-- OBJECTIVE --
Can you transcribe every record below exactly as it appears?

-- RECORDS PROVIDED --
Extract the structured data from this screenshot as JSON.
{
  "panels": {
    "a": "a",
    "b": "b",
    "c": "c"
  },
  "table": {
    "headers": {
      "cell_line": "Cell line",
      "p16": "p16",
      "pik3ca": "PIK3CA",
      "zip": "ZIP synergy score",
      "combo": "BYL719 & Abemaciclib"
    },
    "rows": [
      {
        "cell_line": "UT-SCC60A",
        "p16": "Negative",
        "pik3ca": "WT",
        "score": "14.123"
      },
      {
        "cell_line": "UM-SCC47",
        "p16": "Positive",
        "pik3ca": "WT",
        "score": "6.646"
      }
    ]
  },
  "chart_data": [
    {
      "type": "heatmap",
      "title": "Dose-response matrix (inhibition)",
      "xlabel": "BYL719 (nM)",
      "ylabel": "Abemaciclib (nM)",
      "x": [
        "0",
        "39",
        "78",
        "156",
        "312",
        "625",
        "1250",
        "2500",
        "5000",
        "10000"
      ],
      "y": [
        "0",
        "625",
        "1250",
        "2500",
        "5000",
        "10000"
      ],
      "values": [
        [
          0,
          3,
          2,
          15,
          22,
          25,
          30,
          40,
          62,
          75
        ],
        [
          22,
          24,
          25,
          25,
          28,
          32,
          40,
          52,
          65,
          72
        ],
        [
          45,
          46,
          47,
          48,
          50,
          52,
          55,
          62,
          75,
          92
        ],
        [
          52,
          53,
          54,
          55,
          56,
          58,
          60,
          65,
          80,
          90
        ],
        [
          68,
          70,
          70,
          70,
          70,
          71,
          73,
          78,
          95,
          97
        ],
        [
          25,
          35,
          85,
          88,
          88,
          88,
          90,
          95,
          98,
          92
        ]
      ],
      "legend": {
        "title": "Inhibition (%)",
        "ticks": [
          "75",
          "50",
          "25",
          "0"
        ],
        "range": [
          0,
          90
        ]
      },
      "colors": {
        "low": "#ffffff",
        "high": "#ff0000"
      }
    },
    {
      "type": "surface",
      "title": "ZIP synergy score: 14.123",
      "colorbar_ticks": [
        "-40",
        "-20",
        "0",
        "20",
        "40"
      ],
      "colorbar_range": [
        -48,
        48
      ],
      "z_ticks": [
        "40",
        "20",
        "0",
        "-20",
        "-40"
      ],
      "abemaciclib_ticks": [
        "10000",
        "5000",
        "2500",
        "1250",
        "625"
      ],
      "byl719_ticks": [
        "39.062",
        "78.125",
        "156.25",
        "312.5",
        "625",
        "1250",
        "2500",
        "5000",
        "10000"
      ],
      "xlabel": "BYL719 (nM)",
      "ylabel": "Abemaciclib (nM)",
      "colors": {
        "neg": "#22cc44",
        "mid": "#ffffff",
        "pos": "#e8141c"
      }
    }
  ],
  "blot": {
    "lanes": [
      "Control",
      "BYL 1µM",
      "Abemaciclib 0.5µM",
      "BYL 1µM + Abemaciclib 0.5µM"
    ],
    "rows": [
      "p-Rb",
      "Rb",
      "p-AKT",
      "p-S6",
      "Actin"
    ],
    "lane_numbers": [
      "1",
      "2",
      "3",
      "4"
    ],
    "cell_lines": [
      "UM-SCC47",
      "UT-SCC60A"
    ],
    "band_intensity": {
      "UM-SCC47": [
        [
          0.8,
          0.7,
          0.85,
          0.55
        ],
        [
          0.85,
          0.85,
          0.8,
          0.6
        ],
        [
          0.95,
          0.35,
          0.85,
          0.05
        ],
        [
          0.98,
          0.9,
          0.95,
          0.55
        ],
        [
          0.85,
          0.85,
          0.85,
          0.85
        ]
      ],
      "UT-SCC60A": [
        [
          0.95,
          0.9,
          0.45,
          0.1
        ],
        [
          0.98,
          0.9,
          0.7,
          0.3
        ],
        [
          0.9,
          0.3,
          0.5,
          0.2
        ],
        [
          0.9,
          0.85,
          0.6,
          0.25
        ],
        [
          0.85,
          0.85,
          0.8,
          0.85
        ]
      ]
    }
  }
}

-- THE RESPONSE --
Extract the structured data from this screenshot as JSON.
{
  "panels": {
    "a": "a",
    "b": "b",
    "c": "c"
  },
  "table": {
    "headers": {
      "cell_line": "Cell line",
      "p16": "p16",
      "pik3ca": "PIK3CA",
      "zip": "ZIP synergy score",
      "combo": "BYL719 & Abemaciclib"
    },
    "rows": [
      {
        "cell_line": "UT-SCC60A",
        "p16": "Negative",
        "pik3ca": "WT",
        "score": "14.123"
      },
      {
        "cell_line": "UM-SCC47",
        "p16": "Positive",
        "pik3ca": "WT",
        "score": "6.646"
      }
    ]
  },
  "chart_data": [
    {
      "type": "heatmap",
      "title": "Dose-response matrix (inhibition)",
      "xlabel": "BYL719 (nM)",
      "ylabel": "Abemaciclib (nM)",
      "x": [
        "0",
        "39",
        "78",
        "156",
        "312",
        "625",
        "1250",
        "2500",
        "5000",
        "10000"
      ],
      "y": [
        "0",
        "625",
        "1250",
        "2500",
        "5000",
        "10000"
      ],
      "values": [
        [
          0,
          3,
          2,
          15,
          22,
          25,
          30,
          40,
          62,
          75
        ],
        [
          22,
          24,
          25,
          25,
          28,
          32,
          40,
          52,
          65,
          72
        ],
        [
          45,
          46,
          47,
          48,
          50,
          52,
          55,
          62,
          75,
          92
        ],
        [
          52,
          53,
          54,
          55,
          56,
          58,
          60,
          65,
          80,
          90
        ],
        [
          68,
          70,
          70,
          70,
          70,
          71,
          73,
          78,
          95,
          97
        ],
        [
          25,
          35,
          85,
          88,
          88,
          88,
          90,
          95,
          98,
          92
        ]
      ],
      "legend": {
        "title": "Inhibition (%)",
        "ticks": [
          "75",
          "50",
          "25",
          "0"
        ],
        "range": [
          0,
          90
        ]
      },
      "colors": {
        "low": "#ffffff",
        "high": "#ff0000"
      }
    },
    {
      "type": "surface",
      "title": "ZIP synergy score: 14.123",
      "colorbar_ticks": [
        "-40",
        "-20",
        "0",
        "20",
        "40"
      ],
      "colorbar_range": [
        -48,
        48
      ],
      "z_ticks": [
        "40",
        "20",
        "0",
        "-20",
        "-40"
      ],
      "abemaciclib_ticks": [
        "10000",
        "5000",
        "2500",
        "1250",
        "625"
      ],
      "byl719_ticks": [
        "39.062",
        "78.125",
        "156.25",
        "312.5",
        "625",
        "1250",
        "2500",
        "5000",
        "10000"
      ],
      "xlabel": "BYL719 (nM)",
      "ylabel": "Abemaciclib (nM)",
      "colors": {
        "neg": "#22cc44",
        "mid": "#ffffff",
        "pos": "#e8141c"
      }
    }
  ],
  "blot": {
    "lanes": [
      "Control",
      "BYL 1µM",
      "Abemaciclib 0.5µM",
      "BYL 1µM + Abemaciclib 0.5µM"
    ],
    "rows": [
      "p-Rb",
      "Rb",
      "p-AKT",
      "p-S6",
      "Actin"
    ],
    "lane_numbers": [
      "1",
      "2",
      "3",
      "4"
    ],
    "cell_lines": [
      "UM-SCC47",
      "UT-SCC60A"
    ],
    "band_intensity": {
      "UM-SCC47": [
        [
          0.8,
          0.7,
          0.85,
          0.55
        ],
        [
          0.85,
          0.85,
          0.8,
          0.6
        ],
        [
          0.95,
          0.35,
          0.85,
          0.05
        ],
        [
          0.98,
          0.9,
          0.95,
          0.55
        ],
        [
          0.85,
          0.85,
          0.85,
          0.85
        ]
      ],
      "UT-SCC60A": [
        [
          0.95,
          0.9,
          0.45,
          0.1
        ],
        [
          0.98,
          0.9,
          0.7,
          0.3
        ],
        [
          0.9,
          0.3,
          0.5,
          0.2
        ],
        [
          0.9,
          0.85,
          0.6,
          0.25
        ],
        [
          0.85,
          0.85,
          0.8,
          0.85
        ]
      ]
    }
  }
}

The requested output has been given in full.